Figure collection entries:
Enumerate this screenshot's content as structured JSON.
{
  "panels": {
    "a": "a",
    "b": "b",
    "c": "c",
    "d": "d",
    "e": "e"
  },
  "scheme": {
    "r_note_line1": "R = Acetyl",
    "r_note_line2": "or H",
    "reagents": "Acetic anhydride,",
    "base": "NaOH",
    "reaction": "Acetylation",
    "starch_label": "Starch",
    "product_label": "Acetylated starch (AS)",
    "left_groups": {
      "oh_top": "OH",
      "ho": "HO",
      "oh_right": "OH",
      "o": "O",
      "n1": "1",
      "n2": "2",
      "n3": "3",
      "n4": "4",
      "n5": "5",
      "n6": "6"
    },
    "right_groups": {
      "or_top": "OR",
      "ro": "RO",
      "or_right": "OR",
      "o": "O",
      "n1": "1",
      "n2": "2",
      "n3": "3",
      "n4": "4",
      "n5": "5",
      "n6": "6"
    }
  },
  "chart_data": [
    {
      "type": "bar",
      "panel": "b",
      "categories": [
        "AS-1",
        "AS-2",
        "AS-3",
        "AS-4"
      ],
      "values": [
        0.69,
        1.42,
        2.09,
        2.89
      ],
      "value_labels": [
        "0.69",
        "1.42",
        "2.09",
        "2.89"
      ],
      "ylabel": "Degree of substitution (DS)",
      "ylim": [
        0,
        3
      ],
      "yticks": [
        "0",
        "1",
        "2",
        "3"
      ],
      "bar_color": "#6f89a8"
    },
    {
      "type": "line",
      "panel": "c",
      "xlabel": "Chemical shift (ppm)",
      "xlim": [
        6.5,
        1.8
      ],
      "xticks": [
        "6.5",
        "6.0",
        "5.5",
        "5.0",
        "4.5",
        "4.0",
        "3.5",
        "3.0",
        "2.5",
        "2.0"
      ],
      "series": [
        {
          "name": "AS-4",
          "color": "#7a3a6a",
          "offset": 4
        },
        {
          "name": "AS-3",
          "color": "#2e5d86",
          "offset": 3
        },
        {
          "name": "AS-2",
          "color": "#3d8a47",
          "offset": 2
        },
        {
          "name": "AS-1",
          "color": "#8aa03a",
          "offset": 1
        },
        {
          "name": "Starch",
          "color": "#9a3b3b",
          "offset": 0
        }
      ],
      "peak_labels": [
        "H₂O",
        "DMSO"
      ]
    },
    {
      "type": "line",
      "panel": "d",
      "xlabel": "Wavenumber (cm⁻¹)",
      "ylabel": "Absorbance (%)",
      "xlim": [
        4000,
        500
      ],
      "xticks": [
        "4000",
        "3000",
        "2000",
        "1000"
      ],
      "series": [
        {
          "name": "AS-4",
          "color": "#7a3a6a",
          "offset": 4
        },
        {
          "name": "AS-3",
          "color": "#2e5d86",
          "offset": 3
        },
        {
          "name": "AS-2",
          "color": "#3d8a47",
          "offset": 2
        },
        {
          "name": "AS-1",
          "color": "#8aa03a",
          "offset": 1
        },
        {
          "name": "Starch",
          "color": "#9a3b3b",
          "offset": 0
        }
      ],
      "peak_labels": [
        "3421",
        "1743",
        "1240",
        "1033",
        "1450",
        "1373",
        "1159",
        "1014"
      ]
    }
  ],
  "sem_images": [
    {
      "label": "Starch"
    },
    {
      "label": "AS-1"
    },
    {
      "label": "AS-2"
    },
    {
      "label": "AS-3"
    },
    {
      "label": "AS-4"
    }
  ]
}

**WHAT NEEDS TO BE DONE**
From the records above, extract everything verbatim.

**EXERCISE RESULT**
Enumerate this screenshot's content as structured JSON.
{
  "panels": {
    "a": "a",
    "b": "b",
    "c": "c",
    "d": "d",
    "e": "e"
  },
  "scheme": {
    "r_note_line1": "R = Acetyl",
    "r_note_line2": "or H",
    "reagents": "Acetic anhydride,",
    "base": "NaOH",
    "reaction": "Acetylation",
    "starch_label": "Starch",
    "product_label": "Acetylated starch (AS)",
    "left_groups": {
      "oh_top": "OH",
      "ho": "HO",
      "oh_right": "OH",
      "o": "O",
      "n1": "1",
      "n2": "2",
      "n3": "3",
      "n4": "4",
      "n5": "5",
      "n6": "6"
    },
    "right_groups": {
      "or_top": "OR",
      "ro": "RO",
      "or_right": "OR",
      "o": "O",
      "n1": "1",
      "n2": "2",
      "n3": "3",
      "n4": "4",
      "n5": "5",
      "n6": "6"
    }
  },
  "chart_data": [
    {
      "type": "bar",
      "panel": "b",
      "categories": [
        "AS-1",
        "AS-2",
        "AS-3",
        "AS-4"
      ],
      "values": [
        0.69,
        1.42,
        2.09,
        2.89
      ],
      "value_labels": [
        "0.69",
        "1.42",
        "2.09",
        "2.89"
      ],
      "ylabel": "Degree of substitution (DS)",
      "ylim": [
        0,
        3
      ],
      "yticks": [
        "0",
        "1",
        "2",
        "3"
      ],
      "bar_color": "#6f89a8"
    },
    {
      "type": "line",
      "panel": "c",
      "xlabel": "Chemical shift (ppm)",
      "xlim": [
        6.5,
        1.8
      ],
      "xticks": [
        "6.5",
        "6.0",
        "5.5",
        "5.0",
        "4.5",
        "4.0",
        "3.5",
        "3.0",
        "2.5",
        "2.0"
      ],
      "series": [
        {
          "name": "AS-4",
          "color": "#7a3a6a",
          "offset": 4
        },
        {
          "name": "AS-3",
          "color": "#2e5d86",
          "offset": 3
        },
        {
          "name": "AS-2",
          "color": "#3d8a47",
          "offset": 2
        },
        {
          "name": "AS-1",
          "color": "#8aa03a",
          "offset": 1
        },
        {
          "name": "Starch",
          "color": "#9a3b3b",
          "offset": 0
        }
      ],
      "peak_labels": [
        "H₂O",
        "DMSO"
      ]
    },
    {
      "type": "line",
      "panel": "d",
      "xlabel": "Wavenumber (cm⁻¹)",
      "ylabel": "Absorbance (%)",
      "xlim": [
        4000,
        500
      ],
      "xticks": [
        "4000",
        "3000",
        "2000",
        "1000"
      ],
      "series": [
        {
          "name": "AS-4",
          "color": "#7a3a6a",
          "offset": 4
        },
        {
          "name": "AS-3",
          "color": "#2e5d86",
          "offset": 3
        },
        {
          "name": "AS-2",
          "color": "#3d8a47",
          "offset": 2
        },
        {
          "name": "AS-1",
          "color": "#8aa03a",
          "offset": 1
        },
        {
          "name": "Starch",
          "color": "#9a3b3b",
          "offset": 0
        }
      ],
      "peak_labels": [
        "3421",
        "1743",
        "1240",
        "1033",
        "1450",
        "1373",
        "1159",
        "1014"
      ]
    }
  ],
  "sem_images": [
    {
      "label": "Starch"
    },
    {
      "label": "AS-1"
    },
    {
      "label": "AS-2"
    },
    {
      "label": "AS-3"
    },
    {
      "label": "AS-4"
    }
  ]
}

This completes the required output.